- _The task_: Every entry below should be printed exactly, without its images.

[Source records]
==============================

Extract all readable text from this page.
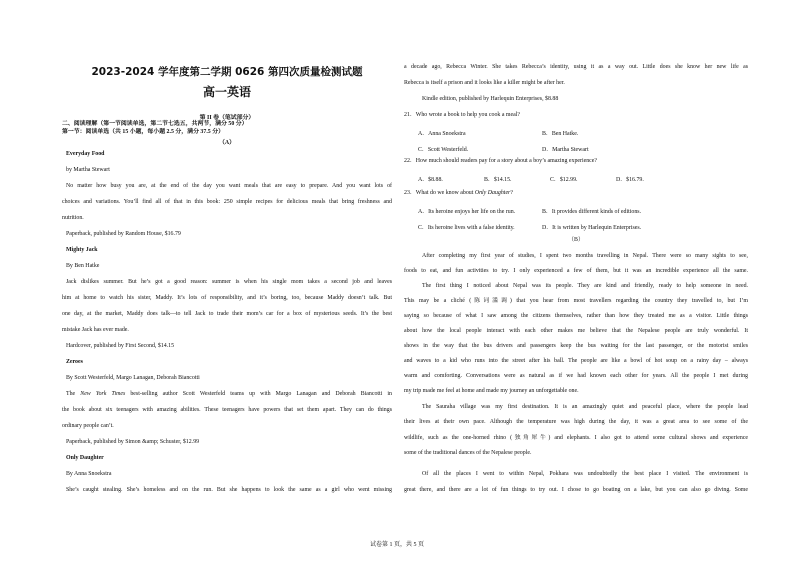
2023-2024 学年度第二学期 0626 第四次质量检测试题
高一英语
第 II 卷（笔试部分）
二、阅读理解（第一节阅读单选，第二节七选五，共两节，满分 50 分）
第一节：阅读单选（共 15 小题，每小题 2.5 分，满分 37.5 分）
（A）
Everyday Food
by Martha Stewart
No matter how busy you are, at the end of the day you want meals that are easy to prepare. And you want lots of
choices and variations. You’ll find all of that in this book: 250 simple recipes for delicious meals that bring freshness and
nutrition.
Paperback, published by Random House, $16.79
Mighty Jack
By Ben Hatke
Jack dislikes summer. But he’s got a good reason: summer is when his single mom takes a second job and leaves
him at home to watch his sister, Maddy. It’s lots of responsibility, and it’s boring, too, because Maddy doesn’t talk. But
one day, at the market, Maddy does talk—to tell Jack to trade their mom’s car for a box of mysterious seeds. It’s the best
mistake Jack has ever made.
Hardcover, published by First Second, $14.15
Zeroes
By Scott Westerfeld, Margo Lanagan, Deborah Biancotti
The New York Times best-selling author Scott Westerfeld teams up with Margo Lanagan and Deborah Biancotti in
the book about six teenagers with amazing abilities. These teenagers have powers that set them apart. They can do things
ordinary people can’t.
Paperback, published by Simon &amp; Schuster, $12.99
Only Daughter
By Anna Snoekstra
She’s caught stealing. She’s homeless and on the run. But she happens to look the same as a girl who went missing
a decade ago, Rebecca Winter. She takes Rebecca’s identity, using it as a way out. Little does she know her new life as
Rebecca is itself a prison and it looks like a killer might be after her.
Kindle edition, published by Harlequin Enterprises, $8.88
21．Who wrote a book to help you cook a meal?
A．Anna Snoekstra	B．Ben Hatke.
C．Scott Westerfeld.	D．Martha Stewart
22．How much should readers pay for a story about a boy’s amazing experience?
A．$8.88.	B．$14.15.	C．$12.99.	D．$16.79.
23．What do we know about Only Daughter?
A．Its heroine enjoys her life on the run.	B．It provides different kinds of editions.
C．Its heroine lives with a false identity.	D．It is written by Harlequin Enterprises.
（B）
After completing my first year of studies, I spent two months travelling in Nepal. There were so many sights to see,
foods to eat, and fun activities to try. I only experienced a few of them, but it was an incredible experience all the same.
The first thing I noticed about Nepal was its people. They are kind and friendly, ready to help someone in need.
This may be a cliché (陈词滥调) that you hear from most travellers regarding the country they travelled to, but I’m
saying so because of what I saw among the citizens themselves, rather than how they treated me as a visitor. Little things
about how the local people interact with each other makes me believe that the Nepalese people are truly wonderful. It
shows in the way that the bus drivers and passengers keep the bus waiting for the last passenger, or the motorist smiles
and waves to a kid who runs into the street after his ball. The people are like a bowl of hot soup on a rainy day – always
warm and comforting. Conversations were as natural as if we had known each other for years. All the people I met during
my trip made me feel at home and made my journey an unforgettable one.
The Sauraha village was my first destination. It is an amazingly quiet and peaceful place, where the people lead
their lives at their own pace. Although the temperature was high during the day, it was a great area to see some of the
wildlife, such as the one-horned rhino (独角犀牛) and elephants. I also got to attend some cultural shows and experience
some of the traditional dances of the Nepalese people.
Of all the places I went to within Nepal, Pokhara was undoubtedly the best place I visited. The environment is
great there, and there are a lot of fun things to try out. I chose to go boating on a lake, but you can also go diving. Some
试卷第 1 页，共 5 页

==============================

- _Completed exercise_:
Extract all readable text from this page.
2023-2024 学年度第二学期 0626 第四次质量检测试题
高一英语
第 II 卷（笔试部分）
二、阅读理解（第一节阅读单选，第二节七选五，共两节，满分 50 分）
第一节：阅读单选（共 15 小题，每小题 2.5 分，满分 37.5 分）
（A）
Everyday Food
by Martha Stewart
No matter how busy you are, at the end of the day you want meals that are easy to prepare. And you want lots of
choices and variations. You’ll find all of that in this book: 250 simple recipes for delicious meals that bring freshness and
nutrition.
Paperback, published by Random House, $16.79
Mighty Jack
By Ben Hatke
Jack dislikes summer. But he’s got a good reason: summer is when his single mom takes a second job and leaves
him at home to watch his sister, Maddy. It’s lots of responsibility, and it’s boring, too, because Maddy doesn’t talk. But
one day, at the market, Maddy does talk—to tell Jack to trade their mom’s car for a box of mysterious seeds. It’s the best
mistake Jack has ever made.
Hardcover, published by First Second, $14.15
Zeroes
By Scott Westerfeld, Margo Lanagan, Deborah Biancotti
The New York Times best-selling author Scott Westerfeld teams up with Margo Lanagan and Deborah Biancotti in
the book about six teenagers with amazing abilities. These teenagers have powers that set them apart. They can do things
ordinary people can’t.
Paperback, published by Simon &amp; Schuster, $12.99
Only Daughter
By Anna Snoekstra
She’s caught stealing. She’s homeless and on the run. But she happens to look the same as a girl who went missing
a decade ago, Rebecca Winter. She takes Rebecca’s identity, using it as a way out. Little does she know her new life as
Rebecca is itself a prison and it looks like a killer might be after her.
Kindle edition, published by Harlequin Enterprises, $8.88
21．Who wrote a book to help you cook a meal?
A．Anna Snoekstra	B．Ben Hatke.
C．Scott Westerfeld.	D．Martha Stewart
22．How much should readers pay for a story about a boy’s amazing experience?
A．$8.88.	B．$14.15.	C．$12.99.	D．$16.79.
23．What do we know about Only Daughter?
A．Its heroine enjoys her life on the run.	B．It provides different kinds of editions.
C．Its heroine lives with a false identity.	D．It is written by Harlequin Enterprises.
（B）
After completing my first year of studies, I spent two months travelling in Nepal. There were so many sights to see,
foods to eat, and fun activities to try. I only experienced a few of them, but it was an incredible experience all the same.
The first thing I noticed about Nepal was its people. They are kind and friendly, ready to help someone in need.
This may be a cliché (陈词滥调) that you hear from most travellers regarding the country they travelled to, but I’m
saying so because of what I saw among the citizens themselves, rather than how they treated me as a visitor. Little things
about how the local people interact with each other makes me believe that the Nepalese people are truly wonderful. It
shows in the way that the bus drivers and passengers keep the bus waiting for the last passenger, or the motorist smiles
and waves to a kid who runs into the street after his ball. The people are like a bowl of hot soup on a rainy day – always
warm and comforting. Conversations were as natural as if we had known each other for years. All the people I met during
my trip made me feel at home and made my journey an unforgettable one.
The Sauraha village was my first destination. It is an amazingly quiet and peaceful place, where the people lead
their lives at their own pace. Although the temperature was high during the day, it was a great area to see some of the
wildlife, such as the one-horned rhino (独角犀牛) and elephants. I also got to attend some cultural shows and experience
some of the traditional dances of the Nepalese people.
Of all the places I went to within Nepal, Pokhara was undoubtedly the best place I visited. The environment is
great there, and there are a lot of fun things to try out. I chose to go boating on a lake, but you can also go diving. Some
试卷第 1 页，共 5 页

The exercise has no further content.